Quote the entries exactly, starting from the line with "bar: [462, 422, 498, 516]" and continuing up to and including the line with "x-tick-label: 26/12/2025: [351, 523, 400, 558]".

━━━ Records provided

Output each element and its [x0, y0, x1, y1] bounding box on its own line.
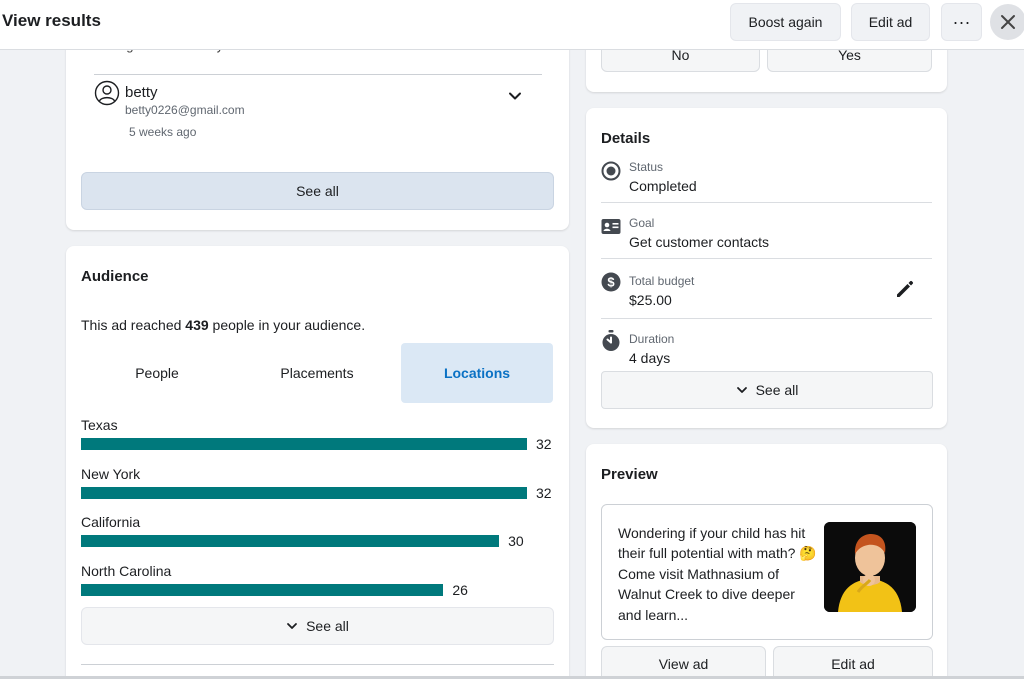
detail-value: $25.00	[629, 292, 672, 308]
location-count: 26	[452, 581, 468, 598]
reach-count: 439	[185, 317, 209, 333]
divider	[601, 258, 932, 259]
divider	[94, 74, 542, 75]
page-title: View results	[2, 11, 101, 30]
audience-title: Audience	[81, 268, 149, 285]
chevron-down-icon[interactable]	[507, 88, 523, 104]
divider	[601, 318, 932, 319]
detail-value: Completed	[629, 178, 697, 194]
tab-locations[interactable]: Locations	[401, 343, 553, 403]
tab-people[interactable]: People	[135, 365, 179, 381]
leads-see-all-button[interactable]: See all	[81, 172, 554, 210]
detail-value: Get customer contacts	[629, 234, 770, 250]
location-name: California	[81, 514, 141, 530]
location-name: North Carolina	[81, 562, 172, 579]
close-icon	[1001, 15, 1015, 29]
chevron-down-icon	[287, 623, 297, 629]
more-icon: ···	[952, 11, 971, 32]
child-thinking-image	[824, 522, 916, 612]
location-name: New York	[81, 465, 141, 482]
detail-value: 4 days	[629, 350, 671, 366]
close-button[interactable]	[990, 4, 1024, 40]
details-see-all-button[interactable]: See all	[601, 371, 933, 409]
location-count: 30	[508, 533, 524, 549]
lead-timestamp: 5 weeks ago	[129, 125, 197, 139]
svg-text:$: $	[607, 275, 615, 290]
bottom-edge	[0, 676, 1024, 679]
audience-card: Audience This ad reached 439 people in y…	[66, 246, 569, 679]
details-card: Details Status Completed Goal Get custom…	[586, 108, 947, 428]
reach-prefix: This ad reached	[81, 317, 186, 333]
preview-card: Preview Wondering if your child has hit …	[586, 444, 947, 679]
location-name: Texas	[81, 417, 118, 433]
status-icon	[601, 161, 621, 181]
person-icon	[94, 80, 120, 106]
duration-icon	[602, 330, 620, 351]
detail-label: Status	[629, 160, 664, 174]
divider	[601, 202, 932, 203]
see-all-label: See all	[306, 618, 349, 634]
lead-name: betty	[125, 84, 158, 101]
header-bar: View results Boost again Edit ad ···	[0, 0, 1024, 50]
detail-label: Duration	[629, 332, 675, 346]
audience-see-all-button[interactable]: See all	[81, 607, 554, 645]
preview-title: Preview	[601, 466, 658, 483]
details-title: Details	[601, 130, 651, 147]
location-bar	[81, 535, 500, 547]
location-bar	[81, 438, 527, 450]
audience-reach-text: This ad reached 439 people in your audie…	[81, 317, 365, 333]
tab-placements[interactable]: Placements	[280, 365, 354, 381]
detail-duration: Duration 4 days	[601, 330, 932, 372]
detail-status: Status Completed	[601, 160, 932, 216]
location-count: 32	[536, 436, 552, 452]
detail-label: Goal	[629, 216, 655, 230]
reach-suffix: people in your audience.	[208, 317, 366, 333]
detail-budget: $ Total budget $25.00	[601, 272, 932, 330]
ad-image	[824, 522, 916, 612]
goal-icon	[601, 219, 621, 234]
lead-email: betty0226@gmail.com	[125, 103, 245, 117]
ad-text: Wondering if your child has hit their fu…	[618, 525, 817, 623]
detail-goal: Goal Get customer contacts	[601, 216, 932, 272]
preview-edit-ad-button[interactable]: Edit ad	[773, 646, 933, 679]
see-all-label: See all	[755, 382, 799, 398]
location-count: 32	[536, 484, 552, 501]
ad-preview[interactable]: Wondering if your child has hit their fu…	[601, 504, 933, 640]
more-options-button[interactable]: ···	[941, 3, 982, 41]
leads-card: This ad got 1 lead from your audience. b…	[66, 30, 569, 230]
edit-budget-icon[interactable]	[894, 278, 916, 300]
location-row: California 30	[81, 514, 561, 554]
divider	[81, 664, 554, 665]
location-row: Texas 32	[81, 417, 561, 457]
view-ad-button[interactable]: View ad	[601, 646, 766, 679]
detail-label: Total budget	[629, 274, 695, 288]
budget-icon: $	[601, 272, 621, 292]
chevron-down-icon	[736, 387, 747, 393]
location-bar	[81, 583, 444, 596]
location-row: New York 32	[81, 466, 561, 506]
location-bar	[81, 486, 527, 499]
location-row: North Carolina 26	[81, 563, 561, 603]
boost-again-button[interactable]: Boost again	[730, 3, 841, 41]
edit-ad-button[interactable]: Edit ad	[851, 3, 930, 41]
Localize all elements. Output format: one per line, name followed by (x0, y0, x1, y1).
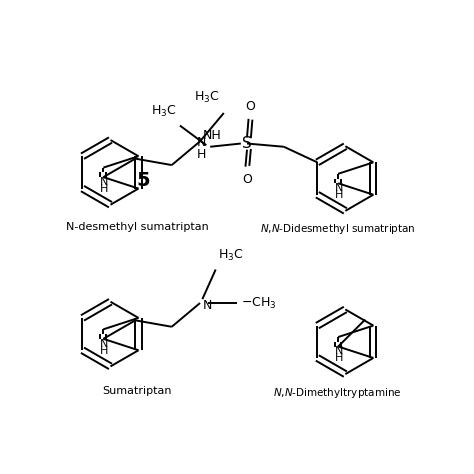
Text: NH: NH (203, 128, 222, 142)
Text: H$_3$C: H$_3$C (218, 248, 244, 264)
Text: N: N (100, 338, 108, 348)
Text: O: O (242, 173, 252, 186)
Text: N: N (335, 183, 343, 193)
Text: H: H (335, 353, 343, 363)
Text: −CH$_3$: −CH$_3$ (241, 295, 276, 310)
Text: N-desmethyl sumatriptan: N-desmethyl sumatriptan (66, 222, 209, 232)
Text: N: N (202, 299, 212, 312)
Text: $N$,$N$-Didesmethyl sumatriptan: $N$,$N$-Didesmethyl sumatriptan (260, 222, 416, 237)
Text: N: N (197, 137, 206, 149)
Text: O: O (245, 100, 255, 113)
Text: H: H (100, 346, 108, 356)
Text: 5: 5 (137, 172, 150, 191)
Text: $N$,$N$-Dimethyltryptamine: $N$,$N$-Dimethyltryptamine (273, 386, 402, 401)
Text: S: S (242, 136, 252, 151)
Text: H$_3$C: H$_3$C (151, 104, 176, 119)
Text: N: N (100, 177, 108, 187)
Text: H: H (335, 190, 343, 200)
Text: H$_3$C: H$_3$C (194, 90, 220, 105)
Text: H: H (100, 184, 108, 194)
Text: H: H (197, 148, 206, 161)
Text: Sumatriptan: Sumatriptan (103, 386, 172, 396)
Text: N: N (335, 346, 343, 356)
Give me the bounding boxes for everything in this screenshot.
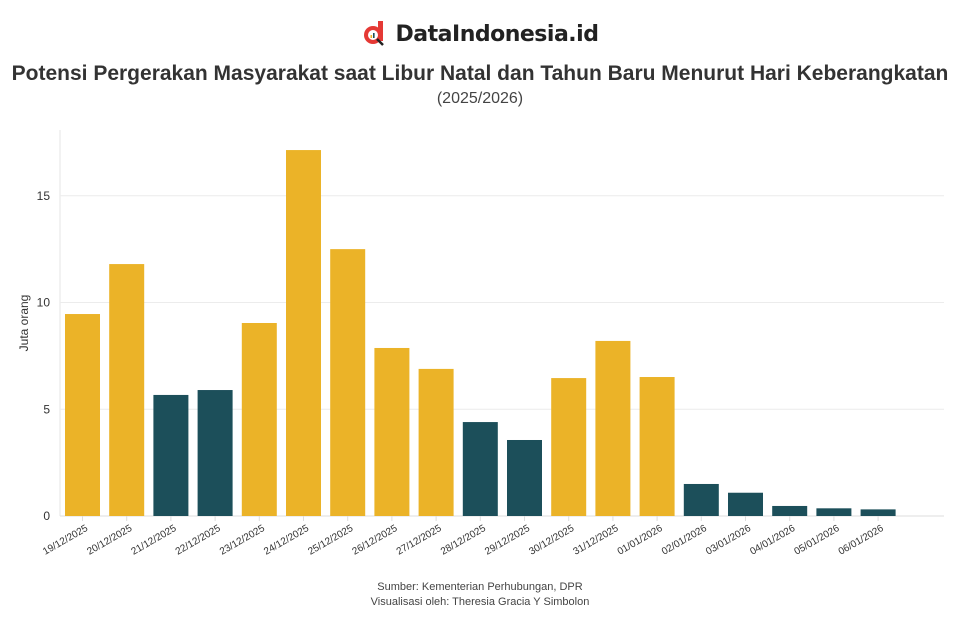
bar: [462, 422, 498, 516]
bar: [816, 508, 852, 516]
x-tick-label: 01/01/2026: [616, 523, 665, 558]
brand-name: DataIndonesia.id: [395, 21, 599, 47]
x-tick-label: 27/12/2025: [395, 523, 444, 558]
x-tick-label: 20/12/2025: [85, 523, 134, 558]
x-tick-label: 21/12/2025: [130, 523, 179, 558]
y-tick-label: 15: [37, 189, 51, 203]
bar: [241, 322, 277, 516]
x-tick-label: 25/12/2025: [306, 523, 355, 558]
brand-logo: DataIndonesia.id: [0, 20, 960, 48]
bar: [374, 347, 410, 516]
bar: [109, 264, 145, 516]
x-tick-label: 03/01/2026: [704, 523, 753, 558]
x-tick-label: 22/12/2025: [174, 523, 223, 558]
y-tick-label: 5: [43, 402, 50, 416]
bar: [330, 249, 366, 516]
magnifier-logo-icon: [363, 21, 384, 46]
x-tick-label: 05/01/2026: [793, 523, 842, 558]
bar: [286, 150, 321, 516]
x-tick-label: 06/01/2026: [837, 523, 886, 558]
bar: [153, 394, 189, 516]
y-tick-label: 10: [37, 296, 51, 310]
credit-text: Visualisasi oleh: Theresia Gracia Y Simb…: [370, 596, 590, 608]
x-tick-label: 29/12/2025: [483, 523, 532, 558]
x-tick-label: 23/12/2025: [218, 523, 267, 558]
bar: [728, 492, 763, 516]
chart-subtitle: (2025/2026): [436, 90, 524, 107]
source-text: Sumber: Kementerian Perhubungan, DPR: [377, 581, 583, 593]
x-tick-label: 30/12/2025: [527, 523, 576, 558]
x-tick-label: 31/12/2025: [572, 523, 621, 558]
x-tick-label: 26/12/2025: [351, 523, 400, 558]
bar: [639, 377, 675, 516]
x-tick-label: 04/01/2026: [748, 523, 797, 558]
bar: [65, 314, 100, 516]
bar: [197, 390, 233, 516]
x-tick-label: 28/12/2025: [439, 523, 488, 558]
chart-title: Potensi Pergerakan Masyarakat saat Libur…: [11, 62, 949, 85]
x-tick-label: 19/12/2025: [41, 523, 90, 558]
bar: [683, 483, 719, 516]
bar: [772, 505, 808, 516]
bar: [860, 509, 896, 516]
footer: Sumber: Kementerian Perhubungan, DPR Vis…: [0, 580, 960, 610]
y-axis-title: Juta orang: [17, 295, 31, 352]
bar: [507, 439, 542, 516]
bar: [418, 368, 454, 516]
bar-chart: 0 5 10 15 Juta orang 19/12/202520/12/202521/1…: [17, 130, 944, 558]
bar: [551, 378, 587, 516]
y-tick-label: 0: [43, 509, 50, 523]
x-tick-label: 24/12/2025: [262, 523, 311, 558]
x-tick-label: 02/01/2026: [660, 523, 709, 558]
bar: [595, 340, 631, 516]
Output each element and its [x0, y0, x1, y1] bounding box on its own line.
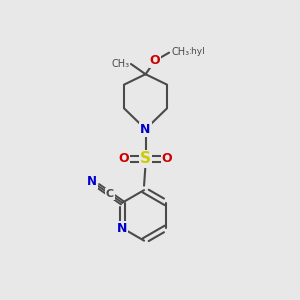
Text: O: O [150, 54, 160, 67]
Text: N: N [87, 175, 97, 188]
Text: O: O [162, 152, 172, 165]
Text: N: N [140, 123, 151, 136]
Text: C: C [106, 189, 114, 199]
Text: methyl: methyl [173, 47, 205, 56]
Text: CH₃: CH₃ [172, 47, 190, 57]
Text: N: N [117, 221, 128, 235]
Text: O: O [119, 152, 130, 165]
Text: S: S [140, 152, 151, 166]
Text: CH₃: CH₃ [111, 59, 129, 69]
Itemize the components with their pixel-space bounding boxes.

━━━━━━

**Reply to the task**
bar: [462, 422, 498, 516]
bar: [816, 508, 852, 516]
x-tick-label: 01/01/2026: [616, 523, 665, 558]
brand-name: DataIndonesia.id: [395, 21, 599, 47]
x-tick-label: 27/12/2025: [395, 523, 444, 558]
x-tick-label: 20/12/2025: [85, 523, 134, 558]
x-tick-label: 21/12/2025: [130, 523, 179, 558]
y-tick-label: 15: [37, 189, 51, 203]
bar: [241, 322, 277, 516]
x-tick-label: 25/12/2025: [306, 523, 355, 558]
brand-logo: DataIndonesia.id: [0, 20, 960, 48]
bar: [374, 347, 410, 516]
bar: [109, 264, 145, 516]
x-tick-label: 03/01/2026: [704, 523, 753, 558]
x-tick-label: 22/12/2025: [174, 523, 223, 558]
y-tick-label: 5: [43, 402, 50, 416]
bar: [330, 249, 366, 516]
magnifier-logo-icon: [363, 21, 384, 46]
x-tick-label: 05/01/2026: [793, 523, 842, 558]
bar: [286, 150, 321, 516]
x-tick-label: 06/01/2026: [837, 523, 886, 558]
bar: [153, 394, 189, 516]
y-tick-label: 10: [37, 296, 51, 310]
credit-text: Visualisasi oleh: Theresia Gracia Y Simb…: [370, 596, 590, 608]
x-tick-label: 29/12/2025: [483, 523, 532, 558]
x-tick-label: 23/12/2025: [218, 523, 267, 558]
bar: [728, 492, 763, 516]
chart-subtitle: (2025/2026): [436, 90, 524, 107]
source-text: Sumber: Kementerian Perhubungan, DPR: [377, 581, 583, 593]
x-tick-label: 30/12/2025: [527, 523, 576, 558]
x-tick-label: 31/12/2025: [572, 523, 621, 558]
x-tick-label: 26/12/2025: [351, 523, 400, 558]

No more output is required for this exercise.